**Task description:** Among the records, how many lines contain "implementar"? Only the number is needed.

※

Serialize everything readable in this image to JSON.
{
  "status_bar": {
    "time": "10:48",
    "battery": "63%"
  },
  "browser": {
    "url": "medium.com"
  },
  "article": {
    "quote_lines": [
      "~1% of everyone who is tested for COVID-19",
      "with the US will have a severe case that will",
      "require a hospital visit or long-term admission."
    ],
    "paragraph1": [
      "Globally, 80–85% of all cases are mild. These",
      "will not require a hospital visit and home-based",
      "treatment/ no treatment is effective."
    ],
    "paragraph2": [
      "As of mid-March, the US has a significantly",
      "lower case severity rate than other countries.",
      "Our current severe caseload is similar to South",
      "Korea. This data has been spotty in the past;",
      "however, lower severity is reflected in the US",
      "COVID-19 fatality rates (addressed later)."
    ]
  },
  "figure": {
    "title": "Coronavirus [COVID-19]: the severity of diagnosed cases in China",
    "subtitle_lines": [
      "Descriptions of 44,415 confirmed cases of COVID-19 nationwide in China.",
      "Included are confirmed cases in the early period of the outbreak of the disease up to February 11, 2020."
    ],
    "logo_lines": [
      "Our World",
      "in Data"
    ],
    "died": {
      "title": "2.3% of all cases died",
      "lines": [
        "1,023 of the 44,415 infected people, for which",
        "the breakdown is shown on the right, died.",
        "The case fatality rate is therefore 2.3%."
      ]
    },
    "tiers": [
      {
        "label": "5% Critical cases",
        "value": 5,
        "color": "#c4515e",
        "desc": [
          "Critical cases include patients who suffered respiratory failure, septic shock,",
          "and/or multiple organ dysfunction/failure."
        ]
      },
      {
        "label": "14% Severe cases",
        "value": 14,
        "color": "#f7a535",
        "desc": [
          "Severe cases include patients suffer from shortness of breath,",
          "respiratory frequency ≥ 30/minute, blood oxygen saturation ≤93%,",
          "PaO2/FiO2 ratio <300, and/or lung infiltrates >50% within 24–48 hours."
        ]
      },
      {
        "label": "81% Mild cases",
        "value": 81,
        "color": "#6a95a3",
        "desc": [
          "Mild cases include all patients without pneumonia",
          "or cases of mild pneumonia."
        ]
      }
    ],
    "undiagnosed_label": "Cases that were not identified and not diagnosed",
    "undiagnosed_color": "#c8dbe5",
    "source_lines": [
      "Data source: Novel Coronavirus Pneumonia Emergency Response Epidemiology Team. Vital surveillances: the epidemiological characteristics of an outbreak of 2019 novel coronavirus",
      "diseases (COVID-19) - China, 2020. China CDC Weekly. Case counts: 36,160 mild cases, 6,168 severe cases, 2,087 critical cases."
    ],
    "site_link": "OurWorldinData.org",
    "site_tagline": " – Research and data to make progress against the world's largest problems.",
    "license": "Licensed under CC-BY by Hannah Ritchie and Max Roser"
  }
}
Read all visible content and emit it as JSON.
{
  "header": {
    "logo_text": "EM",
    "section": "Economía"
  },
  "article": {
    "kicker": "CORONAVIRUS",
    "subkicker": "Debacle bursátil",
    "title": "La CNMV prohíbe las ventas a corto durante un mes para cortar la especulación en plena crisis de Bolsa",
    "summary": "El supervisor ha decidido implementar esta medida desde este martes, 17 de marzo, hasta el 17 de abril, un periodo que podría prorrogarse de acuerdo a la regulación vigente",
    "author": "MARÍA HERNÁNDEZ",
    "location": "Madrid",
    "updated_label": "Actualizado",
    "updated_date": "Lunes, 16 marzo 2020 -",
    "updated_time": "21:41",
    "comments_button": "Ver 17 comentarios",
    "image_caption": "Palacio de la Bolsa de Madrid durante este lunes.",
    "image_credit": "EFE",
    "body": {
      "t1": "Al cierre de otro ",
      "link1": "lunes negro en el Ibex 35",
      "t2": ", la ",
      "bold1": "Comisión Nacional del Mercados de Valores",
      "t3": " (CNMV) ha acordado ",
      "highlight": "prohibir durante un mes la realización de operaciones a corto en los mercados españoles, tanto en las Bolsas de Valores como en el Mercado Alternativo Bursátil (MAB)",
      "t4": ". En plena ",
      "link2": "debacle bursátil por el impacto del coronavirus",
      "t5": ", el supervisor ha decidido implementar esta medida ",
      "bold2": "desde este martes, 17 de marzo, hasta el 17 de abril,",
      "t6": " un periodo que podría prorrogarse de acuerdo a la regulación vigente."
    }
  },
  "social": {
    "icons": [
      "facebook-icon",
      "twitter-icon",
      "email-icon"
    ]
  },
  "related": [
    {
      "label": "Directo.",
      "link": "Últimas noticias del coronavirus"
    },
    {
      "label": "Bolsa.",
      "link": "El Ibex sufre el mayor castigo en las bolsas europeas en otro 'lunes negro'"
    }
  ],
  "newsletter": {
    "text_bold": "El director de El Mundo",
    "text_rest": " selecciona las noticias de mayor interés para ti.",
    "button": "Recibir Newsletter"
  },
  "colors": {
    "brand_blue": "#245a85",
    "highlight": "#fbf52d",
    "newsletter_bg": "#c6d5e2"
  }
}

※

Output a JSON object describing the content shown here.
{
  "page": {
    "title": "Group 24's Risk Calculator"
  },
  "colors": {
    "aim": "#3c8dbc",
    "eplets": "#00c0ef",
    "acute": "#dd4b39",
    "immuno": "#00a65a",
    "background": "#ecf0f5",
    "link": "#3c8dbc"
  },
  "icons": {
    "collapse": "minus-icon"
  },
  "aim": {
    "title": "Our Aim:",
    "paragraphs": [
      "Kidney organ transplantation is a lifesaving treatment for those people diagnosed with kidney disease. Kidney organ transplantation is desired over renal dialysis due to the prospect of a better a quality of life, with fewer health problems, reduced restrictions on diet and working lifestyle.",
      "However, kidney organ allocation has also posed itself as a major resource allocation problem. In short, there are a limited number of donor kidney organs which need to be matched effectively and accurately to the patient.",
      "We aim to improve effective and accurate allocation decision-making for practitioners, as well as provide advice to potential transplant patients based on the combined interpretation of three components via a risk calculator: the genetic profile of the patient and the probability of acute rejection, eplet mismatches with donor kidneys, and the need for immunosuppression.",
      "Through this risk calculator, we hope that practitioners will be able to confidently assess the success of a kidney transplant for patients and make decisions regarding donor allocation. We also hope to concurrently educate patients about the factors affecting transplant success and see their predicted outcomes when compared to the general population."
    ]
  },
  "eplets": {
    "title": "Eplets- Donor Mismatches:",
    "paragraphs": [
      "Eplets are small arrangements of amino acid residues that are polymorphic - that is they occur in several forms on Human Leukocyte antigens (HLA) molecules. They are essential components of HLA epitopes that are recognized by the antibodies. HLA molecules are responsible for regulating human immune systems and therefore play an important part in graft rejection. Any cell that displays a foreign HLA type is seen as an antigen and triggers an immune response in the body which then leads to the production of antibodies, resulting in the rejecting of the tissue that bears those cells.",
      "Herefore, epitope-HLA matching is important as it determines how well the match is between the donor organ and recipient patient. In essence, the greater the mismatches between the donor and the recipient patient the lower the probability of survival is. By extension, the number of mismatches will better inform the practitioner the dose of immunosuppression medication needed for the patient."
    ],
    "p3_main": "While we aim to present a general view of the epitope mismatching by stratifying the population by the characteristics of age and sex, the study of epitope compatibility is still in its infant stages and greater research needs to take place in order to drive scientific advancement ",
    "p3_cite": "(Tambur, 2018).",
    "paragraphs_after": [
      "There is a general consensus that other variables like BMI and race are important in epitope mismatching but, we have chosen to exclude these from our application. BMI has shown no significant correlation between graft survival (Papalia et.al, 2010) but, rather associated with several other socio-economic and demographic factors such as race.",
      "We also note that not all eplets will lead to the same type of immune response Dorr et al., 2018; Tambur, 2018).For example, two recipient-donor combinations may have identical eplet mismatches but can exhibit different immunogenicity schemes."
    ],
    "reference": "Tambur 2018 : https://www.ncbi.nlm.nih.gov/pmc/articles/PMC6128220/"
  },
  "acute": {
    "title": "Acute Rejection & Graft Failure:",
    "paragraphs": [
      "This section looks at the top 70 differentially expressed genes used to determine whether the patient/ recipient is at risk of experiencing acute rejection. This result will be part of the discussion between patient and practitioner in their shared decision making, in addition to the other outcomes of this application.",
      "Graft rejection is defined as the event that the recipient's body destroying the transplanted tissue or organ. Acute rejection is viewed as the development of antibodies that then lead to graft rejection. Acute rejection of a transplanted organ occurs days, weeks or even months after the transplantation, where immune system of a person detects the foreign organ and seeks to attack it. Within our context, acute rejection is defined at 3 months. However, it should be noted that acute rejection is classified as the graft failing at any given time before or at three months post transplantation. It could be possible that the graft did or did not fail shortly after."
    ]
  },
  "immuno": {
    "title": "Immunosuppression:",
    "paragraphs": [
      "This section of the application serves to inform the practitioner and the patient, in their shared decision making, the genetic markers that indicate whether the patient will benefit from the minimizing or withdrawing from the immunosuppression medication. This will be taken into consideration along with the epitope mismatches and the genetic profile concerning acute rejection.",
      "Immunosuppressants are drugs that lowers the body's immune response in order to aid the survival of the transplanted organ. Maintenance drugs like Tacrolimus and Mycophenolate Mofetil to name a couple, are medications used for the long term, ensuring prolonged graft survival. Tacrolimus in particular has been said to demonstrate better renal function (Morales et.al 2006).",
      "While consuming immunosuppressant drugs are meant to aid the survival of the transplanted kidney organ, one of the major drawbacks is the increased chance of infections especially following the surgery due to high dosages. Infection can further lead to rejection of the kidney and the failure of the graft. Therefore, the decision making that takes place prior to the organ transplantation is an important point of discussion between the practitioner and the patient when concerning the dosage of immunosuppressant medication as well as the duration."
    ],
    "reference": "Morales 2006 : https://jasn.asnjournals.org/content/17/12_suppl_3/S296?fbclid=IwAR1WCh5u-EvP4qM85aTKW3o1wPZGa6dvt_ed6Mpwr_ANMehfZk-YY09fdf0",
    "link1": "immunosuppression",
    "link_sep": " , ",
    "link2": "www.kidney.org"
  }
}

※

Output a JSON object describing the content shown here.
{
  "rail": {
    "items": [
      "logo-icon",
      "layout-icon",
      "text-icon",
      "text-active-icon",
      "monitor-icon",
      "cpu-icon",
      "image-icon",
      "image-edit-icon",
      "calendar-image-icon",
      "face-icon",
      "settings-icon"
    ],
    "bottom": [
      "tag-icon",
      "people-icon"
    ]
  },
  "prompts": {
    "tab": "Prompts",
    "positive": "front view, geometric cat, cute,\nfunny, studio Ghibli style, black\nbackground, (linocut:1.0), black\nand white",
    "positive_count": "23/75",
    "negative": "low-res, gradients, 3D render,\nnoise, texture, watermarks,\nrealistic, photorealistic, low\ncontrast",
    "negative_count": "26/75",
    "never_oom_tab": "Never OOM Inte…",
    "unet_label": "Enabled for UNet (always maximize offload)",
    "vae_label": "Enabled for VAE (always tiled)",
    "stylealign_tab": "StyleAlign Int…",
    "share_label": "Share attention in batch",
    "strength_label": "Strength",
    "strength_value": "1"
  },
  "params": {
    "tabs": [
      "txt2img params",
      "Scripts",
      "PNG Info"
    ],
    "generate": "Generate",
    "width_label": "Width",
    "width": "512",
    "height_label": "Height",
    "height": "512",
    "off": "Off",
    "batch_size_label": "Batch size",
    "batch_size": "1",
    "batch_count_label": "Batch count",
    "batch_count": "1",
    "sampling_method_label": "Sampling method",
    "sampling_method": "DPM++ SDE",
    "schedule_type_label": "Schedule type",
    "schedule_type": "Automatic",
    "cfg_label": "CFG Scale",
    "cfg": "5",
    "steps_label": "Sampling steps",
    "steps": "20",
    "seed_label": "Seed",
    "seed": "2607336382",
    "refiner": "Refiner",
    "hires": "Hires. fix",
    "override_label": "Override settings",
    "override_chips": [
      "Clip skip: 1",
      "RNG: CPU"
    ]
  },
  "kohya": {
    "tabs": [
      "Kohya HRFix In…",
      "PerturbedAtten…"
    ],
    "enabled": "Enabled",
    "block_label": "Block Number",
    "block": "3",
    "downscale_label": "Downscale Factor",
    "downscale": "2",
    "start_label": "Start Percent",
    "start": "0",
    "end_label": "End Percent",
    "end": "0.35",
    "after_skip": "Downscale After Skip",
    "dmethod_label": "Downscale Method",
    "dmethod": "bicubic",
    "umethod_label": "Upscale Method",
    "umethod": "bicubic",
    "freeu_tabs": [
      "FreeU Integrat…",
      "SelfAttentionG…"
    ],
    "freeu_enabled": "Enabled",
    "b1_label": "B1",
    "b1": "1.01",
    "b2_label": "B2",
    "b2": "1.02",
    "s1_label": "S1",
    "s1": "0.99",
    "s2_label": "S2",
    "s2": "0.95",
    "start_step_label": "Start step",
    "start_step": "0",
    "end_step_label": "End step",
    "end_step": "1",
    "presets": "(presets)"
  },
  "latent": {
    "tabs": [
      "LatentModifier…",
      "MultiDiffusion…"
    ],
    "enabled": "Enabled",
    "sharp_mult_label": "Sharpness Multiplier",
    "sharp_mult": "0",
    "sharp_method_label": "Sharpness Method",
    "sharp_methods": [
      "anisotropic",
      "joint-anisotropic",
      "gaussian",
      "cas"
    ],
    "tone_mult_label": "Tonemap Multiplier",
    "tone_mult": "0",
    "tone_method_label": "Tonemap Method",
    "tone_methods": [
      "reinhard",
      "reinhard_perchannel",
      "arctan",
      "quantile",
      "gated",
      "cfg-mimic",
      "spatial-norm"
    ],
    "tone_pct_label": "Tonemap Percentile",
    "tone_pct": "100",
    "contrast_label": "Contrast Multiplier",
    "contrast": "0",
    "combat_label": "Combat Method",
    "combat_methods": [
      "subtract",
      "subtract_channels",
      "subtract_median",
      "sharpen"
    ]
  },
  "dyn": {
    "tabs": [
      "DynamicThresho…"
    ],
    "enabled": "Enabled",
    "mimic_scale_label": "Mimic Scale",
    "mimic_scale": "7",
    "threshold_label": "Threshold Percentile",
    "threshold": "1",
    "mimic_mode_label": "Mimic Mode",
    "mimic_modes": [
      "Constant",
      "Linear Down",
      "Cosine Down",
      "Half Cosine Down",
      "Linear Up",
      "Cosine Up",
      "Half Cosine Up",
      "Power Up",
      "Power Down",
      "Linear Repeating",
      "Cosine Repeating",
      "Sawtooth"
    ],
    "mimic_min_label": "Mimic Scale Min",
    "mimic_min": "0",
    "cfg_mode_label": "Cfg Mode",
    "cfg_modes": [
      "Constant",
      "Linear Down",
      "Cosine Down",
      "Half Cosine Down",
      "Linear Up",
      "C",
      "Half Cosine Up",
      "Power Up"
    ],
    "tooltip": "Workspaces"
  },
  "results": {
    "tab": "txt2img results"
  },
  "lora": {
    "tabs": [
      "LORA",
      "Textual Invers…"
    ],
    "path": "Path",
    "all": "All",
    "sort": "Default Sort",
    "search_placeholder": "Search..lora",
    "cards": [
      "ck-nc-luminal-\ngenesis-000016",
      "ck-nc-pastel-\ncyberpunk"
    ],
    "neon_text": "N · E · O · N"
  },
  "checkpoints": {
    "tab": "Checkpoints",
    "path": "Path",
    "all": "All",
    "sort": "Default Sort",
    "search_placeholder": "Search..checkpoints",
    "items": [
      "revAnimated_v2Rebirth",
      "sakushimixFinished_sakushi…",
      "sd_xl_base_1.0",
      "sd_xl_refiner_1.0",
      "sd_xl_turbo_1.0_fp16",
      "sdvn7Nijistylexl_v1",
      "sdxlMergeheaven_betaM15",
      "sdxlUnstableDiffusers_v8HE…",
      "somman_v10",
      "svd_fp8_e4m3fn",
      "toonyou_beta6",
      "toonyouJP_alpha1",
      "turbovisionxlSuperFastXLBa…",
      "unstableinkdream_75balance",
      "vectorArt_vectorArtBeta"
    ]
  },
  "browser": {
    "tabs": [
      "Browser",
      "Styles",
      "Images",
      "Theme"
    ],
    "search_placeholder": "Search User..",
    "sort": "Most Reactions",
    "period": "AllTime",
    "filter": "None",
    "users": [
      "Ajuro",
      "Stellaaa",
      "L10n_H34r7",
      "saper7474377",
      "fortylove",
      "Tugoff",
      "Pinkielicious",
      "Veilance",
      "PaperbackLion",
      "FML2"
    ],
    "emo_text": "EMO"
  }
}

※

**Output below:** 2